**TASK INSTRUCTIONS**
Output every line of the material exactly, omitting images.

-------- PROVIDED RECORDS --------

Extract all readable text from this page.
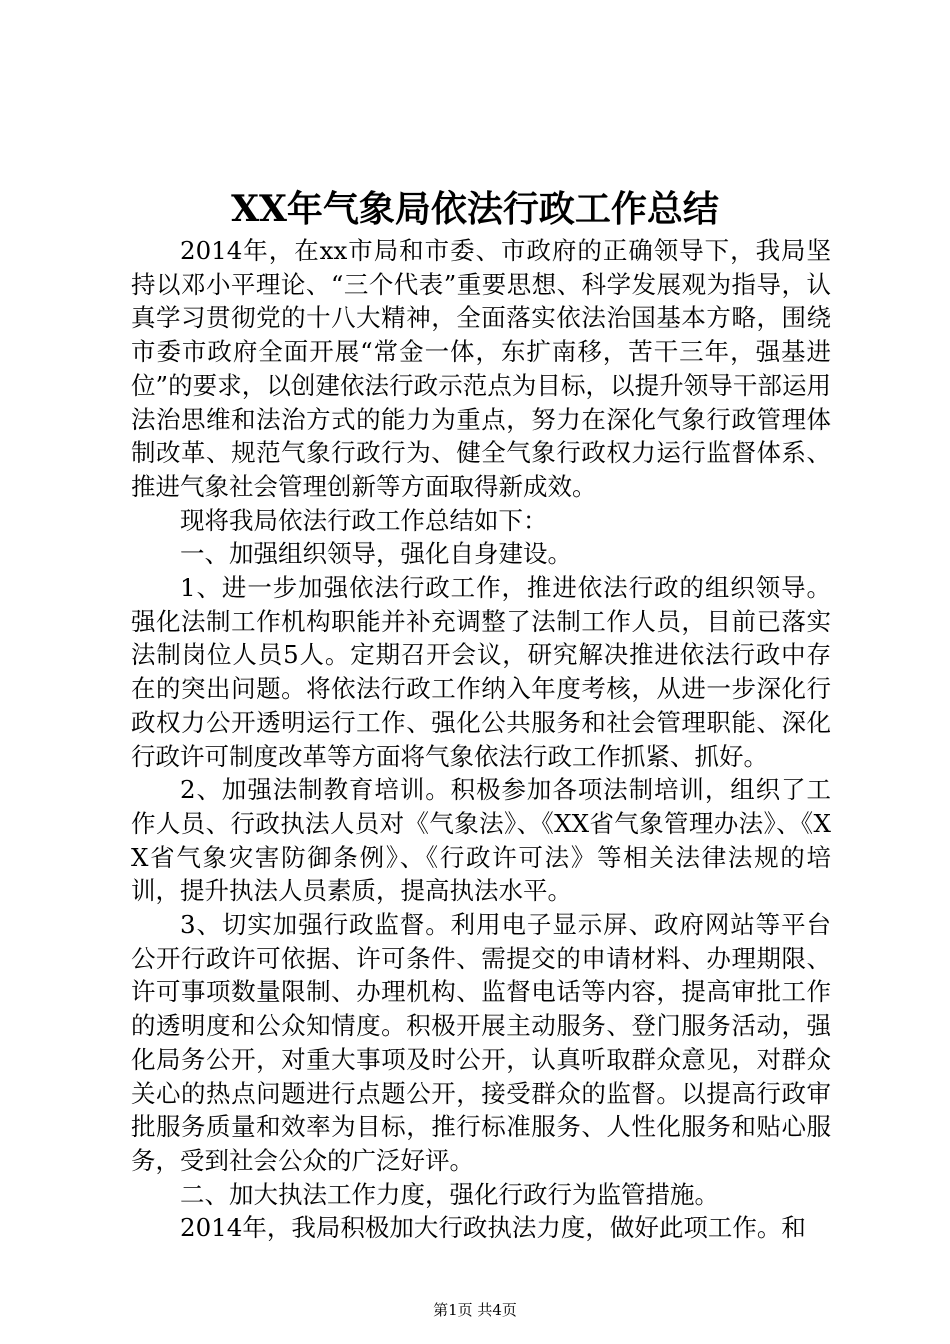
XX年气象局依法行政工作总结

2014年，在xx市局和市委、市政府的正确领导下，我局坚持以邓小平理论、“三个代表”重要思想、科学发展观为指导，认真学习贯彻党的十八大精神，全面落实依法治国基本方略，围绕市委市政府全面开展“常金一体，东扩南移，苦干三年，强基进位”的要求，以创建依法行政示范点为目标，以提升领导干部运用法治思维和法治方式的能力为重点，努力在深化气象行政管理体制改革、规范气象行政行为、健全气象行政权力运行监督体系、推进气象社会管理创新等方面取得新成效。

现将我局依法行政工作总结如下：

一、加强组织领导，强化自身建设。

1、进一步加强依法行政工作，推进依法行政的组织领导。强化法制工作机构职能并补充调整了法制工作人员，目前已落实法制岗位人员5人。定期召开会议，研究解决推进依法行政中存在的突出问题。将依法行政工作纳入年度考核，从进一步深化行政权力公开透明运行工作、强化公共服务和社会管理职能、深化行政许可制度改革等方面将气象依法行政工作抓紧、抓好。

2、加强法制教育培训。积极参加各项法制培训，组织了工作人员、行政执法人员对《气象法》、《XX省气象管理办法》、《XX省气象灾害防御条例》、《行政许可法》等相关法律法规的培训，提升执法人员素质，提高执法水平。

3、切实加强行政监督。利用电子显示屏、政府网站等平台公开行政许可依据、许可条件、需提交的申请材料、办理期限、许可事项数量限制、办理机构、监督电话等内容，提高审批工作的透明度和公众知情度。积极开展主动服务、登门服务活动，强化局务公开，对重大事项及时公开，认真听取群众意见，对群众关心的热点问题进行点题公开，接受群众的监督。以提高行政审批服务质量和效率为目标，推行标准服务、人性化服务和贴心服务，受到社会公众的广泛好评。

二、加大执法工作力度，强化行政行为监管措施。

2014年，我局积极加大行政执法力度，做好此项工作。和

第1页 共4页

--------

**SOLUTION FOR THIS EXERCISE**
Extract all readable text from this page.
XX年气象局依法行政工作总结

2014年，在xx市局和市委、市政府的正确领导下，我局坚持以邓小平理论、“三个代表”重要思想、科学发展观为指导，认真学习贯彻党的十八大精神，全面落实依法治国基本方略，围绕市委市政府全面开展“常金一体，东扩南移，苦干三年，强基进位”的要求，以创建依法行政示范点为目标，以提升领导干部运用法治思维和法治方式的能力为重点，努力在深化气象行政管理体制改革、规范气象行政行为、健全气象行政权力运行监督体系、推进气象社会管理创新等方面取得新成效。

现将我局依法行政工作总结如下：

一、加强组织领导，强化自身建设。

1、进一步加强依法行政工作，推进依法行政的组织领导。强化法制工作机构职能并补充调整了法制工作人员，目前已落实法制岗位人员5人。定期召开会议，研究解决推进依法行政中存在的突出问题。将依法行政工作纳入年度考核，从进一步深化行政权力公开透明运行工作、强化公共服务和社会管理职能、深化行政许可制度改革等方面将气象依法行政工作抓紧、抓好。

2、加强法制教育培训。积极参加各项法制培训，组织了工作人员、行政执法人员对《气象法》、《XX省气象管理办法》、《XX省气象灾害防御条例》、《行政许可法》等相关法律法规的培训，提升执法人员素质，提高执法水平。

3、切实加强行政监督。利用电子显示屏、政府网站等平台公开行政许可依据、许可条件、需提交的申请材料、办理期限、许可事项数量限制、办理机构、监督电话等内容，提高审批工作的透明度和公众知情度。积极开展主动服务、登门服务活动，强化局务公开，对重大事项及时公开，认真听取群众意见，对群众关心的热点问题进行点题公开，接受群众的监督。以提高行政审批服务质量和效率为目标，推行标准服务、人性化服务和贴心服务，受到社会公众的广泛好评。

二、加大执法工作力度，强化行政行为监管措施。

2014年，我局积极加大行政执法力度，做好此项工作。和

第1页 共4页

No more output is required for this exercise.